**Required task:** Each line containing the word "专升本申请书" needs to be copied.

**Recorded data:**
- - - - -

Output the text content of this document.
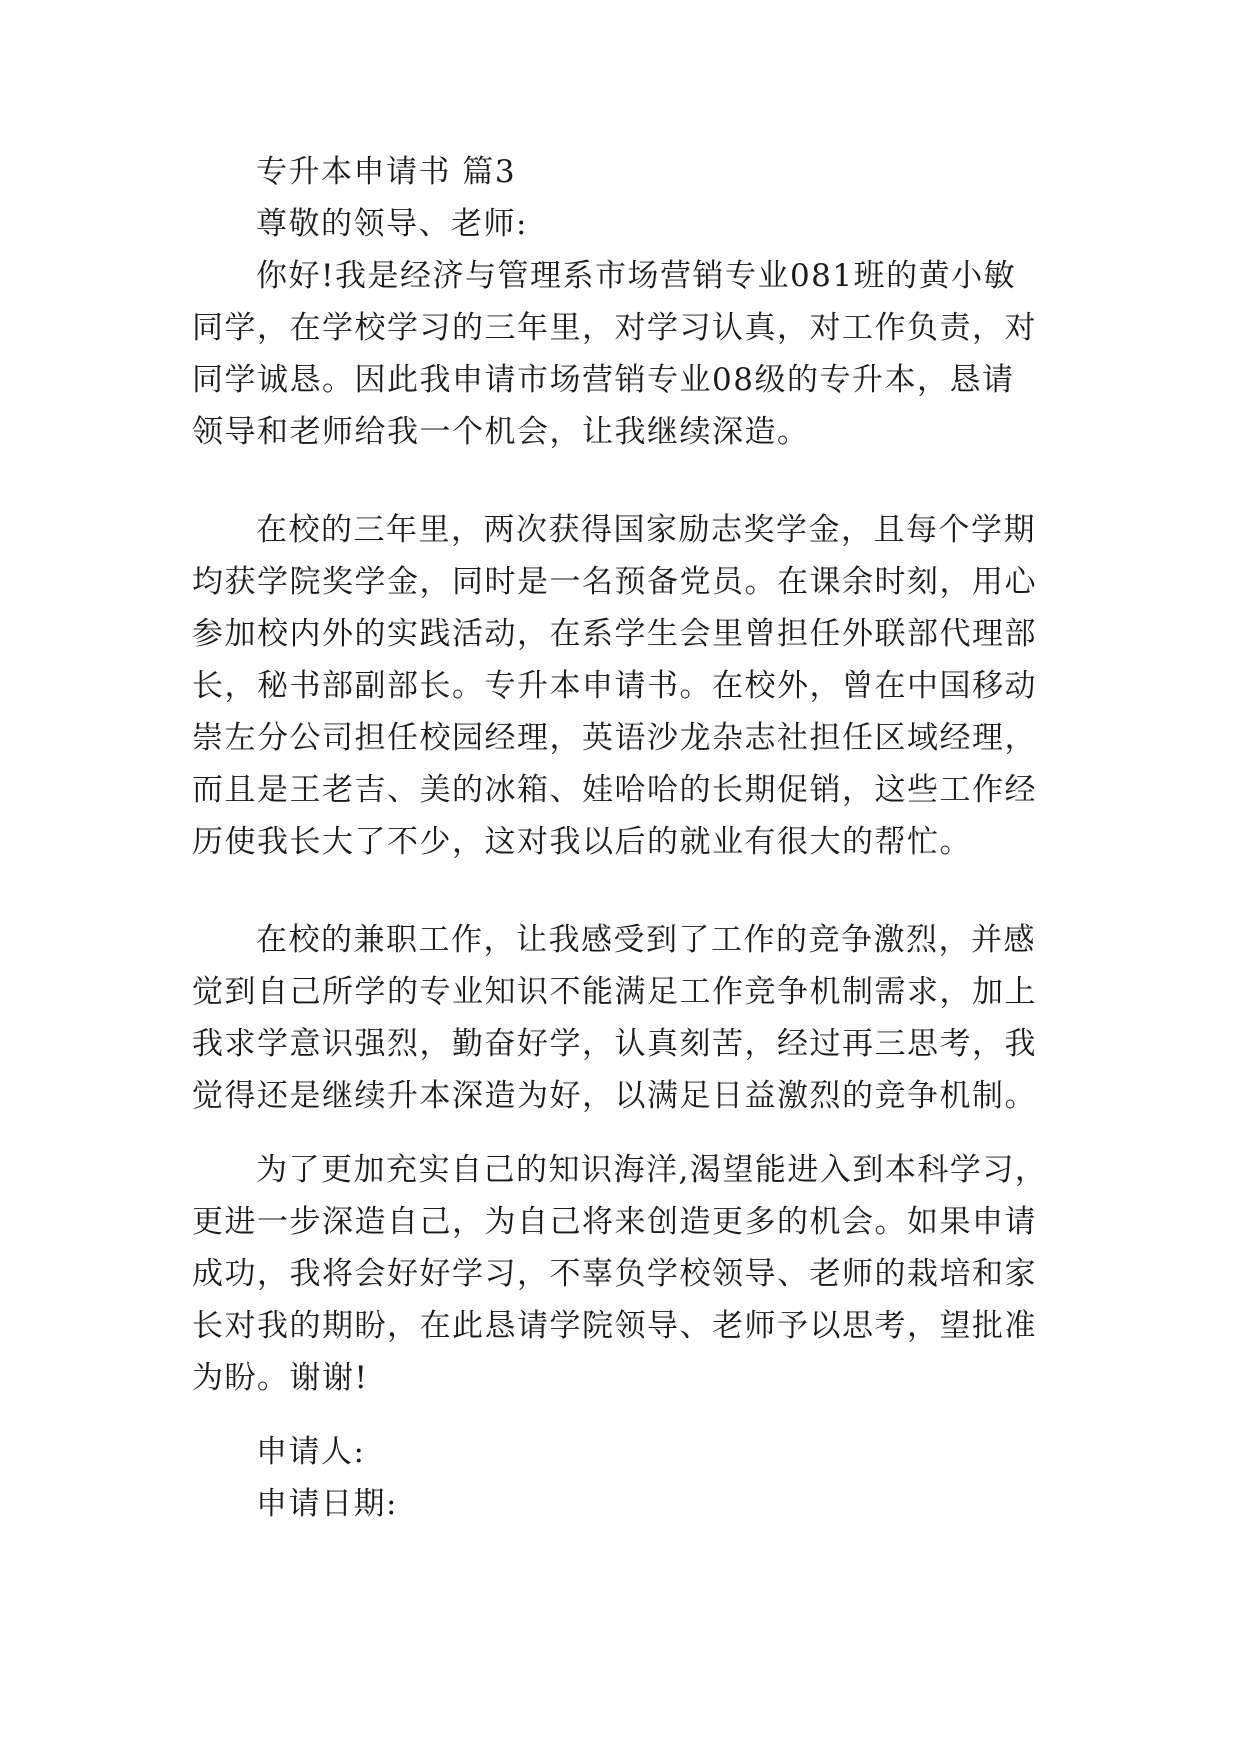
专升本申请书 篇3
尊敬的领导、老师:
你好!我是经济与管理系市场营销专业081班的黄小敏
同学，在学校学习的三年里，对学习认真，对工作负责，对
同学诚恳。因此我申请市场营销专业08级的专升本，恳请
领导和老师给我一个机会，让我继续深造。
在校的三年里，两次获得国家励志奖学金，且每个学期
均获学院奖学金，同时是一名预备党员。在课余时刻，用心
参加校内外的实践活动，在系学生会里曾担任外联部代理部
长，秘书部副部长。专升本申请书。在校外，曾在中国移动
崇左分公司担任校园经理，英语沙龙杂志社担任区域经理，
而且是王老吉、美的冰箱、娃哈哈的长期促销，这些工作经
历使我长大了不少，这对我以后的就业有很大的帮忙。
在校的兼职工作，让我感受到了工作的竞争激烈，并感
觉到自己所学的专业知识不能满足工作竞争机制需求，加上
我求学意识强烈，勤奋好学，认真刻苦，经过再三思考，我
觉得还是继续升本深造为好，以满足日益激烈的竞争机制。
为了更加充实自己的知识海洋,渴望能进入到本科学习，
更进一步深造自己，为自己将来创造更多的机会。如果申请
成功，我将会好好学习，不辜负学校领导、老师的栽培和家
长对我的期盼，在此恳请学院领导、老师予以思考，望批准
为盼。谢谢!
申请人:
申请日期:
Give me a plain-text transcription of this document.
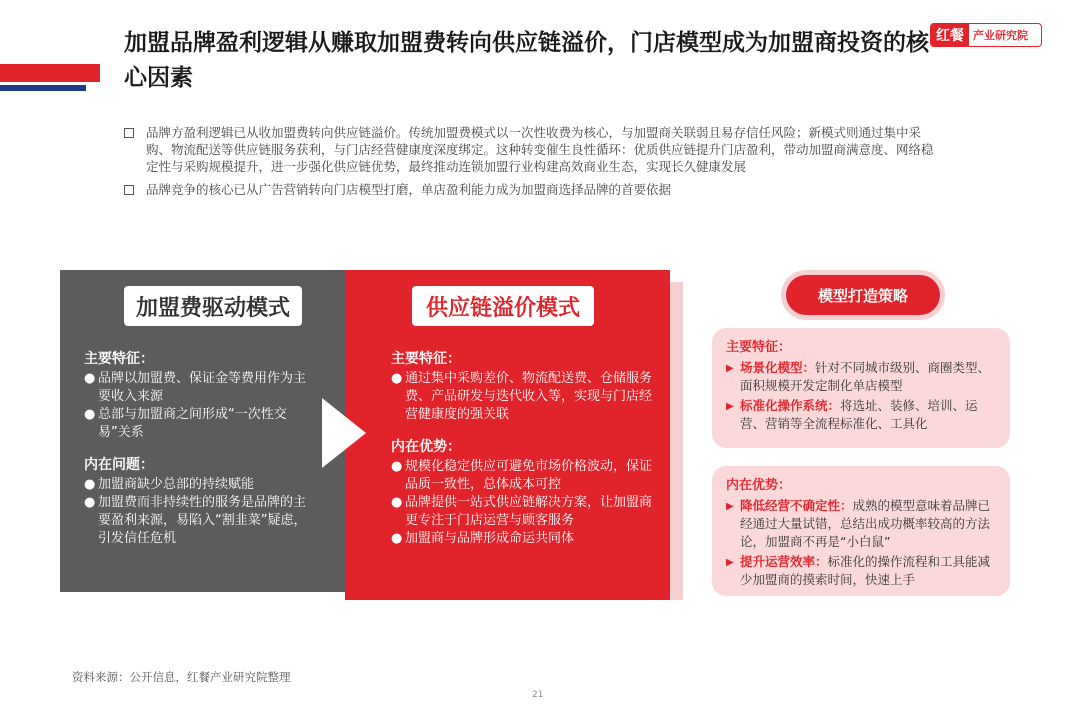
加盟品牌盈利逻辑从赚取加盟费转向供应链溢价，门店模型成为加盟商投资的核心因素
红餐 产业研究院
品牌方盈利逻辑已从收加盟费转向供应链溢价。传统加盟费模式以一次性收费为核心，与加盟商关联弱且易存信任风险；新模式则通过集中采购、物流配送等供应链服务获利，与门店经营健康度深度绑定。这种转变催生良性循环：优质供应链提升门店盈利，带动加盟商满意度、网络稳定性与采购规模提升，进一步强化供应链优势，最终推动连锁加盟行业构建高效商业生态，实现长久健康发展
品牌竞争的核心已从广告营销转向门店模型打磨，单店盈利能力成为加盟商选择品牌的首要依据
加盟费驱动模式	供应链溢价模式
主要特征：
● 品牌以加盟费、保证金等费用作为主要收入来源
● 总部与加盟商之间形成“一次性交易”关系
内在问题：
● 加盟商缺少总部的持续赋能
● 加盟费而非持续性的服务是品牌的主要盈利来源，易陷入“割韭菜”疑虑，引发信任危机
主要特征：
● 通过集中采购差价、物流配送费、仓储服务费、产品研发与迭代收入等，实现与门店经营健康度的强关联
内在优势：
● 规模化稳定供应可避免市场价格波动，保证品质一致性，总体成本可控
● 品牌提供一站式供应链解决方案，让加盟商更专注于门店运营与顾客服务
● 加盟商与品牌形成命运共同体
模型打造策略
主要特征：
▶ 场景化模型：针对不同城市级别、商圈类型、面积规模开发定制化单店模型
▶ 标准化操作系统：将选址、装修、培训、运营、营销等全流程标准化、工具化
内在优势：
▶ 降低经营不确定性：成熟的模型意味着品牌已经通过大量试错，总结出成功概率较高的方法论，加盟商不再是“小白鼠”
▶ 提升运营效率：标准化的操作流程和工具能减少加盟商的摸索时间，快速上手
资料来源：公开信息，红餐产业研究院整理
21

- - - - -

**Full output:**
专升本申请书 篇3
长，秘书部副部长。专升本申请书。在校外，曾在中国移动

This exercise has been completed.